WHAT TO WORK ON:
Lay out the records below as a JSON list of strings, one string per line and blank lines omitted, starting at the first line of the records and ending at the line that contains "data-point[interactable]: [387, 524, 403, 539]". Include only those lines.

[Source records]
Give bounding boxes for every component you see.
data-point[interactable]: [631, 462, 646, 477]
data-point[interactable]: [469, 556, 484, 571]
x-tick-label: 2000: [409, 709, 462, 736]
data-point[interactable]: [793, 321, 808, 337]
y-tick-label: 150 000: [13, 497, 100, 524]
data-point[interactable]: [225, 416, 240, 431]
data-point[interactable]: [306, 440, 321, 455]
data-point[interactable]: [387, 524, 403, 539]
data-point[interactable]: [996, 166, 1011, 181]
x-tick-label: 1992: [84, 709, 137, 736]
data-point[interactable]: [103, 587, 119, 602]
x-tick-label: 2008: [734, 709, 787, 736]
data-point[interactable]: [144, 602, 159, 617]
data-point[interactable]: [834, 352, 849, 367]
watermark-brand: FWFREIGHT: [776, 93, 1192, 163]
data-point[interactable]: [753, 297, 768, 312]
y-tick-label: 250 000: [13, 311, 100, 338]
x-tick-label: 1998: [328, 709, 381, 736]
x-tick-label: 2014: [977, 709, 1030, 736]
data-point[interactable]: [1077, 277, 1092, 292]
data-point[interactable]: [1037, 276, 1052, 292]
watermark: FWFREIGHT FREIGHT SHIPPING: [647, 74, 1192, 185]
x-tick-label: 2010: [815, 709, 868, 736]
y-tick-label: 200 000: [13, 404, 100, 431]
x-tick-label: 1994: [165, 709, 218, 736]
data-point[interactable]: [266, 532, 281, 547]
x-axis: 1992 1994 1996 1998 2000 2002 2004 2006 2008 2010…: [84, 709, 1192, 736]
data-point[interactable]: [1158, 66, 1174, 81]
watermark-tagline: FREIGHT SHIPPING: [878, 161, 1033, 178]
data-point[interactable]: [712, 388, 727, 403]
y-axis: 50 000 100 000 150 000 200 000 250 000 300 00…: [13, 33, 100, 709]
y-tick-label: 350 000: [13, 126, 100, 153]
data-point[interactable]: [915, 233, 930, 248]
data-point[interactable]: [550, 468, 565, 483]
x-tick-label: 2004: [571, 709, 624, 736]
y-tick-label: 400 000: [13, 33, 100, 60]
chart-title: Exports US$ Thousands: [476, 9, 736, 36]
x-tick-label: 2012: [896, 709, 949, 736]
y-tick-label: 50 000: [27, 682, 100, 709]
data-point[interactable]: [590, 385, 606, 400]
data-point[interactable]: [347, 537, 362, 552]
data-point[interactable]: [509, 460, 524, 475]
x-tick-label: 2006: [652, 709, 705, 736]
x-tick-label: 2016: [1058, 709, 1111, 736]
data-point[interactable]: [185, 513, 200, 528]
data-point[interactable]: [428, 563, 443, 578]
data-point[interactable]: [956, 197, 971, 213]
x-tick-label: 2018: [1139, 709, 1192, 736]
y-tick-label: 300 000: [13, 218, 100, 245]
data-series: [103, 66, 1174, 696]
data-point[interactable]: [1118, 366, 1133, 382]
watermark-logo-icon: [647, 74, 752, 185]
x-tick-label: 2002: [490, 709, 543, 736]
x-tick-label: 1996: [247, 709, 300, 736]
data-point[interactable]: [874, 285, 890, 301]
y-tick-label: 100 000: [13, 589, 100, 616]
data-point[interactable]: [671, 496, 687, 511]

CORRECT ANSWER:
[
  "Give bounding boxes for every component you see.",
  "data-point[interactable]: [631, 462, 646, 477]",
  "data-point[interactable]: [469, 556, 484, 571]",
  "x-tick-label: 2000: [409, 709, 462, 736]",
  "data-point[interactable]: [793, 321, 808, 337]",
  "y-tick-label: 150 000: [13, 497, 100, 524]",
  "data-point[interactable]: [225, 416, 240, 431]",
  "data-point[interactable]: [306, 440, 321, 455]",
  "data-point[interactable]: [387, 524, 403, 539]"
]